→ **To do**
Among the lines below, count those with "name". Give only the number.

(Entries from a visual dataset)
◆ ◆ ◆ ◆ ◆
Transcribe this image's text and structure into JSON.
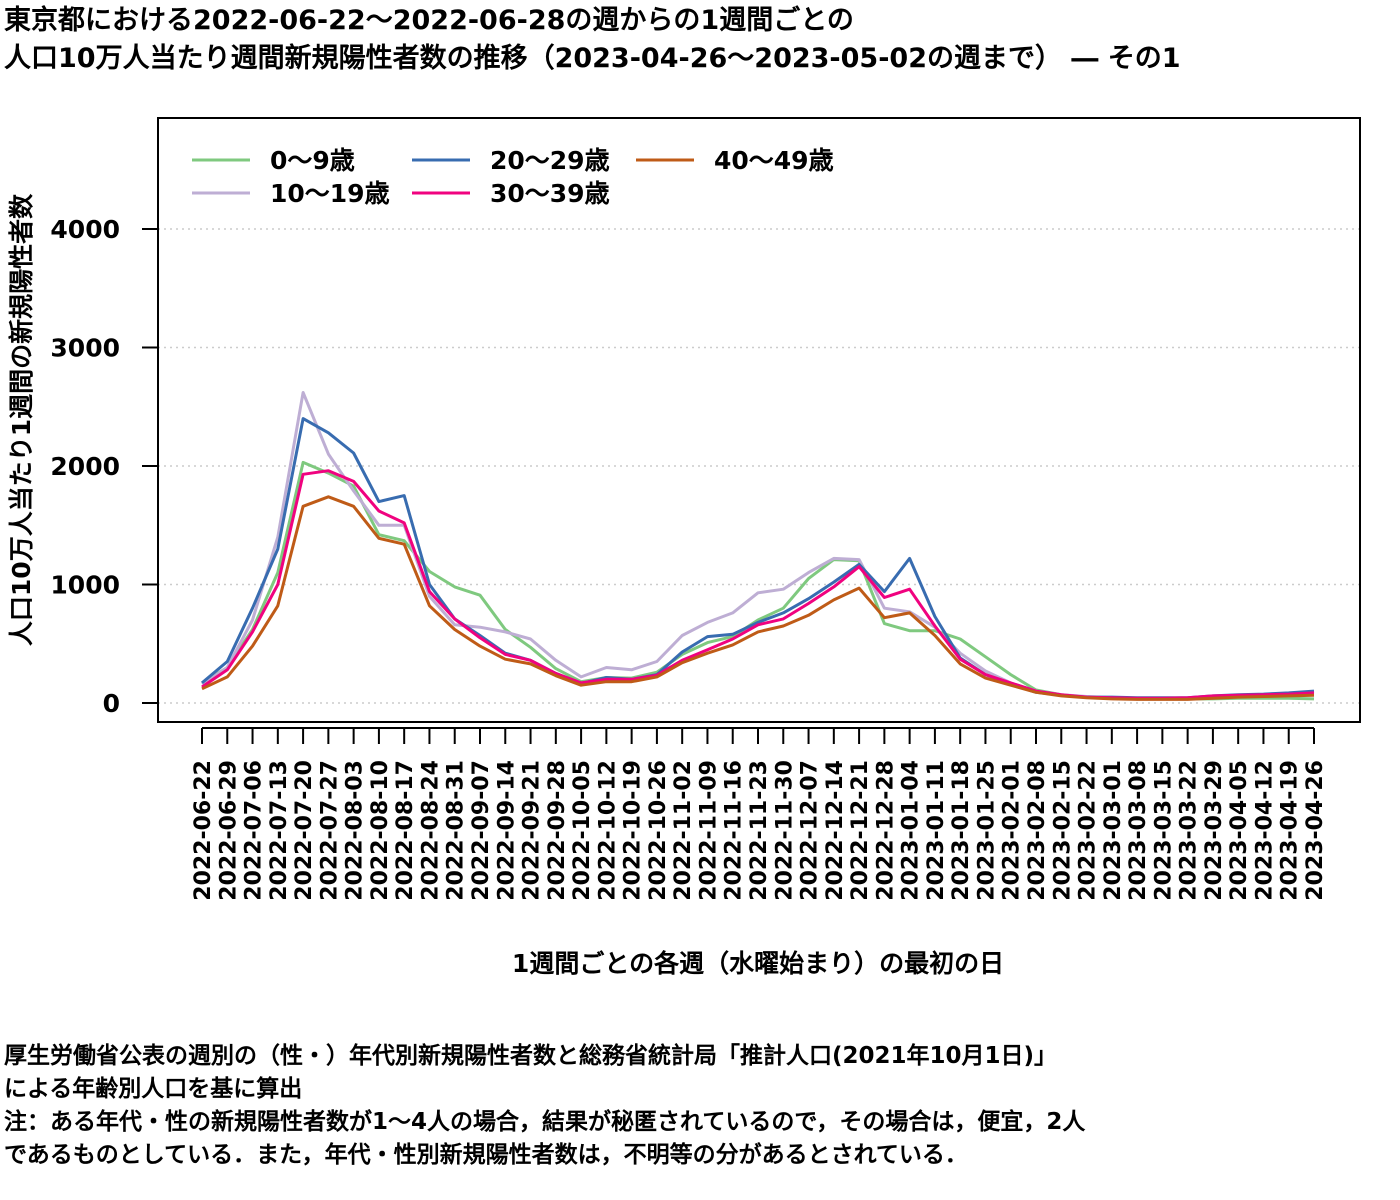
{
  "title": {
    "line1": "東京都における2022-06-22～2022-06-28の週からの1週間ごとの",
    "line2": "人口10万人当たり週間新規陽性者数の推移（2023-04-26～2023-05-02の週まで） ― その1"
  },
  "notes": {
    "line1": "厚生労働省公表の週別の（性・）年代別新規陽性者数と総務省統計局「推計人口(2021年10月1日)」",
    "line2": "による年齢別人口を基に算出",
    "line3": "注：ある年代・性の新規陽性者数が1～4人の場合，結果が秘匿されているので，その場合は，便宜，2人",
    "line4": "であるものとしている．また，年代・性別新規陽性者数は，不明等の分があるとされている．"
  },
  "chart_data": {
    "type": "line",
    "xlabel": "1週間ごとの各週（水曜始まり）の最初の日",
    "ylabel": "人口10万人当たり1週間の新規陽性者数",
    "ylim": [
      0,
      4900
    ],
    "yticks": [
      0,
      1000,
      2000,
      3000,
      4000
    ],
    "grid": "horizontal dotted",
    "legend_position": "top-left",
    "categories": [
      "2022-06-22",
      "2022-06-29",
      "2022-07-06",
      "2022-07-13",
      "2022-07-20",
      "2022-07-27",
      "2022-08-03",
      "2022-08-10",
      "2022-08-17",
      "2022-08-24",
      "2022-08-31",
      "2022-09-07",
      "2022-09-14",
      "2022-09-21",
      "2022-09-28",
      "2022-10-05",
      "2022-10-12",
      "2022-10-19",
      "2022-10-26",
      "2022-11-02",
      "2022-11-09",
      "2022-11-16",
      "2022-11-23",
      "2022-11-30",
      "2022-12-07",
      "2022-12-14",
      "2022-12-21",
      "2022-12-28",
      "2023-01-04",
      "2023-01-11",
      "2023-01-18",
      "2023-01-25",
      "2023-02-01",
      "2023-02-08",
      "2023-02-15",
      "2023-02-22",
      "2023-03-01",
      "2023-03-08",
      "2023-03-15",
      "2023-03-22",
      "2023-03-29",
      "2023-04-05",
      "2023-04-12",
      "2023-04-19",
      "2023-04-26"
    ],
    "series": [
      {
        "name": "0～9歳",
        "color": "#7fc97f",
        "values": [
          170,
          300,
          620,
          1100,
          2030,
          1940,
          1830,
          1420,
          1370,
          1110,
          980,
          910,
          620,
          470,
          290,
          180,
          215,
          210,
          260,
          410,
          510,
          560,
          700,
          800,
          1050,
          1210,
          1200,
          670,
          610,
          610,
          540,
          390,
          240,
          110,
          70,
          50,
          45,
          40,
          35,
          35,
          35,
          40,
          40,
          40,
          35
        ]
      },
      {
        "name": "10～19歳",
        "color": "#beaed4",
        "values": [
          160,
          300,
          700,
          1400,
          2620,
          2100,
          1790,
          1500,
          1500,
          900,
          660,
          640,
          600,
          540,
          360,
          220,
          300,
          280,
          350,
          570,
          680,
          760,
          930,
          960,
          1100,
          1220,
          1210,
          800,
          770,
          640,
          420,
          270,
          170,
          100,
          70,
          55,
          45,
          40,
          35,
          40,
          50,
          60,
          65,
          70,
          75
        ]
      },
      {
        "name": "20～29歳",
        "color": "#386cb0",
        "values": [
          170,
          350,
          800,
          1300,
          2400,
          2280,
          2110,
          1700,
          1750,
          1000,
          710,
          570,
          420,
          360,
          250,
          165,
          215,
          200,
          240,
          430,
          560,
          580,
          680,
          760,
          880,
          1020,
          1170,
          940,
          1220,
          730,
          380,
          240,
          160,
          90,
          65,
          50,
          50,
          45,
          45,
          45,
          60,
          70,
          75,
          85,
          100
        ]
      },
      {
        "name": "30～39歳",
        "color": "#f0027f",
        "values": [
          135,
          280,
          600,
          1000,
          1930,
          1960,
          1870,
          1620,
          1520,
          940,
          710,
          550,
          410,
          360,
          250,
          170,
          200,
          200,
          235,
          360,
          450,
          540,
          660,
          710,
          840,
          980,
          1150,
          890,
          960,
          650,
          370,
          240,
          170,
          100,
          70,
          50,
          45,
          40,
          40,
          45,
          60,
          65,
          70,
          75,
          85
        ]
      },
      {
        "name": "40～49歳",
        "color": "#bf5b17",
        "values": [
          120,
          220,
          480,
          820,
          1660,
          1740,
          1660,
          1390,
          1340,
          820,
          620,
          480,
          370,
          330,
          230,
          150,
          180,
          180,
          220,
          340,
          420,
          490,
          600,
          650,
          740,
          870,
          970,
          720,
          760,
          570,
          330,
          210,
          150,
          90,
          60,
          45,
          35,
          30,
          30,
          30,
          40,
          50,
          55,
          60,
          65
        ]
      }
    ]
  }
}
◆ ◆ ◆ ◆ ◆
→ **Result**
5